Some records
◇ ◇ ◇ ◇

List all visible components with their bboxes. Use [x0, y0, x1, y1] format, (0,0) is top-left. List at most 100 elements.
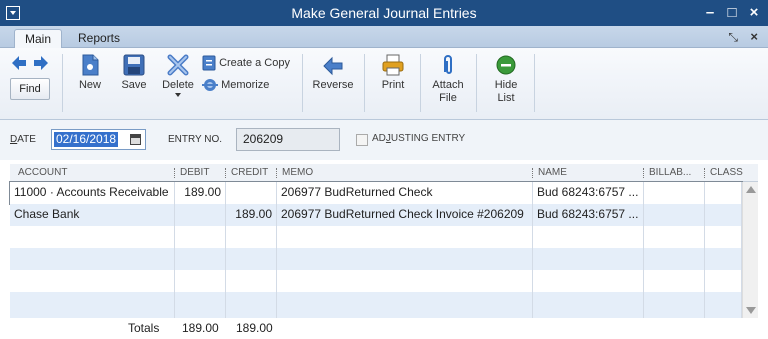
column-account[interactable]: ACCOUNT: [18, 167, 67, 178]
tab-strip: Main Reports ⤡ ×: [0, 26, 768, 48]
cell-credit[interactable]: [226, 226, 277, 248]
cell-billable[interactable]: [644, 248, 705, 270]
attach-file-button[interactable]: Attach File: [428, 54, 468, 105]
cell-name[interactable]: [533, 248, 644, 270]
cell-billable[interactable]: [644, 292, 705, 318]
cell-billable[interactable]: [644, 270, 705, 292]
cell-credit[interactable]: [226, 248, 277, 270]
column-class[interactable]: CLASS: [710, 167, 743, 178]
cell-credit[interactable]: 189.00: [226, 204, 277, 226]
delete-dropdown-arrow-icon[interactable]: [175, 93, 181, 97]
cell-account[interactable]: Chase Bank: [10, 204, 175, 226]
cell-debit[interactable]: 189.00: [175, 182, 226, 204]
cell-debit[interactable]: [175, 270, 226, 292]
save-button[interactable]: Save: [114, 54, 154, 91]
cell-name[interactable]: Bud 68243:6757 ...: [533, 182, 644, 204]
cell-account[interactable]: [10, 226, 175, 248]
table-row[interactable]: [10, 248, 742, 270]
memorize-label: Memorize: [221, 79, 270, 91]
cell-class[interactable]: [705, 270, 742, 292]
cell-name[interactable]: [533, 292, 644, 318]
reverse-button[interactable]: Reverse: [310, 54, 356, 91]
paperclip-icon: [444, 55, 452, 74]
cell-class[interactable]: [705, 248, 742, 270]
date-field[interactable]: 02/16/2018: [51, 129, 146, 150]
attach-label-line1: Attach: [432, 79, 464, 91]
close-icon[interactable]: ×: [744, 3, 764, 23]
column-memo[interactable]: MEMO: [282, 167, 313, 178]
delete-button[interactable]: Delete: [158, 54, 198, 97]
adjusting-entry-checkbox[interactable]: [356, 134, 368, 146]
cell-credit[interactable]: [226, 270, 277, 292]
cell-account[interactable]: [10, 292, 175, 318]
cell-credit[interactable]: [226, 292, 277, 318]
cell-account[interactable]: 11000 · Accounts Receivable: [10, 182, 175, 204]
cell-memo[interactable]: 206977 BudReturned Check Invoice #206209: [277, 204, 533, 226]
cell-debit[interactable]: [175, 292, 226, 318]
cell-billable[interactable]: [644, 182, 705, 204]
cell-name[interactable]: [533, 226, 644, 248]
close-pane-icon[interactable]: ×: [750, 29, 758, 44]
cell-memo[interactable]: [277, 248, 533, 270]
reverse-label: Reverse: [312, 79, 354, 91]
date-value[interactable]: 02/16/2018: [54, 132, 119, 147]
hide-list-icon: [496, 55, 516, 75]
scroll-up-arrow-icon[interactable]: [746, 186, 756, 193]
cell-account[interactable]: [10, 248, 175, 270]
table-row[interactable]: [10, 226, 742, 248]
table-row[interactable]: [10, 270, 742, 292]
memorize-icon: [202, 79, 218, 91]
minimize-icon[interactable]: –: [700, 3, 720, 23]
delete-label: Delete: [162, 79, 194, 91]
new-button[interactable]: New: [72, 54, 108, 91]
cell-billable[interactable]: [644, 226, 705, 248]
totals-row: Totals 189.00 189.00: [10, 318, 742, 338]
collapse-toolbar-icon[interactable]: ⤡: [728, 30, 738, 45]
grid-scrollbar[interactable]: [742, 182, 758, 318]
cell-debit[interactable]: [175, 204, 226, 226]
print-button[interactable]: Print: [374, 54, 412, 91]
attach-label-line2: File: [439, 92, 457, 104]
cell-credit[interactable]: [226, 182, 277, 204]
previous-arrow-icon: [12, 56, 26, 70]
cell-debit[interactable]: [175, 248, 226, 270]
cell-name[interactable]: Bud 68243:6757 ...: [533, 204, 644, 226]
cell-memo[interactable]: [277, 226, 533, 248]
date-label: DATE: [10, 134, 36, 145]
cell-billable[interactable]: [644, 204, 705, 226]
calendar-icon[interactable]: [130, 134, 141, 145]
tab-main[interactable]: Main: [14, 29, 63, 48]
column-name[interactable]: NAME: [538, 167, 567, 178]
find-button[interactable]: Find: [10, 78, 50, 100]
cell-account[interactable]: [10, 270, 175, 292]
title-bar: Make General Journal Entries – □ ×: [0, 0, 768, 26]
cell-memo[interactable]: 206977 BudReturned Check: [277, 182, 533, 204]
print-label: Print: [381, 79, 405, 91]
cell-class[interactable]: [705, 292, 742, 318]
column-credit[interactable]: CREDIT: [231, 167, 268, 178]
column-billable[interactable]: BILLAB...: [649, 167, 691, 178]
memorize-button[interactable]: Memorize: [202, 77, 269, 93]
save-disk-icon: [123, 54, 145, 76]
table-row[interactable]: [10, 292, 742, 318]
scroll-down-arrow-icon[interactable]: [746, 307, 756, 314]
cell-class[interactable]: [705, 226, 742, 248]
tab-reports[interactable]: Reports: [68, 29, 130, 48]
table-row[interactable]: 11000 · Accounts Receivable 189.00 20697…: [9, 181, 743, 205]
cell-class[interactable]: [705, 182, 742, 204]
total-credit: 189.00: [236, 321, 273, 335]
table-row[interactable]: Chase Bank 189.00 206977 BudReturned Che…: [10, 204, 742, 226]
reverse-arrow-icon: [323, 56, 343, 76]
cell-debit[interactable]: [175, 226, 226, 248]
window-title: Make General Journal Entries: [291, 5, 477, 21]
cell-class[interactable]: [705, 204, 742, 226]
column-debit[interactable]: DEBIT: [180, 167, 209, 178]
create-copy-button[interactable]: Create a Copy: [202, 55, 290, 71]
hide-label-line1: Hide: [494, 79, 518, 91]
hide-list-button[interactable]: Hide List: [486, 54, 526, 105]
cell-memo[interactable]: [277, 270, 533, 292]
cell-memo[interactable]: [277, 292, 533, 318]
maximize-icon[interactable]: □: [722, 3, 742, 23]
entry-no-field[interactable]: 206209: [236, 128, 340, 151]
cell-name[interactable]: [533, 270, 644, 292]
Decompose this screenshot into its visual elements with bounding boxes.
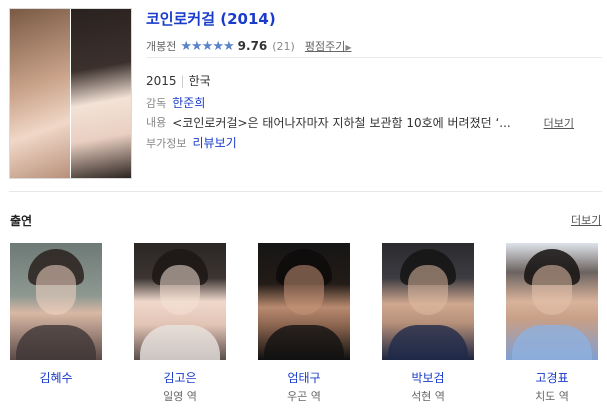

◇ ◇ ◇ ◇

To be done: List the part above as a numbered list, starting with the line containing "column-account[interactable]: ACCOUNT: [18, 167, 67, 178]" and ending with the line containing "column-class[interactable]: CLASS: [710, 167, 743, 178]", skipping any blank lines.

Written reply:
1. column-account[interactable]: ACCOUNT: [18, 167, 67, 178]
2. tab-strip: Main Reports ⤡ ×: [0, 26, 768, 48]
3. cell-credit[interactable]: [226, 226, 277, 248]
4. cell-billable[interactable]: [644, 248, 705, 270]
5. attach-file-button[interactable]: Attach File: [428, 54, 468, 105]
6. cell-name[interactable]: [533, 248, 644, 270]
7. cell-billable[interactable]: [644, 292, 705, 318]
8. cell-billable[interactable]: [644, 270, 705, 292]
9. cell-credit[interactable]: [226, 248, 277, 270]
10. column-class[interactable]: CLASS: [710, 167, 743, 178]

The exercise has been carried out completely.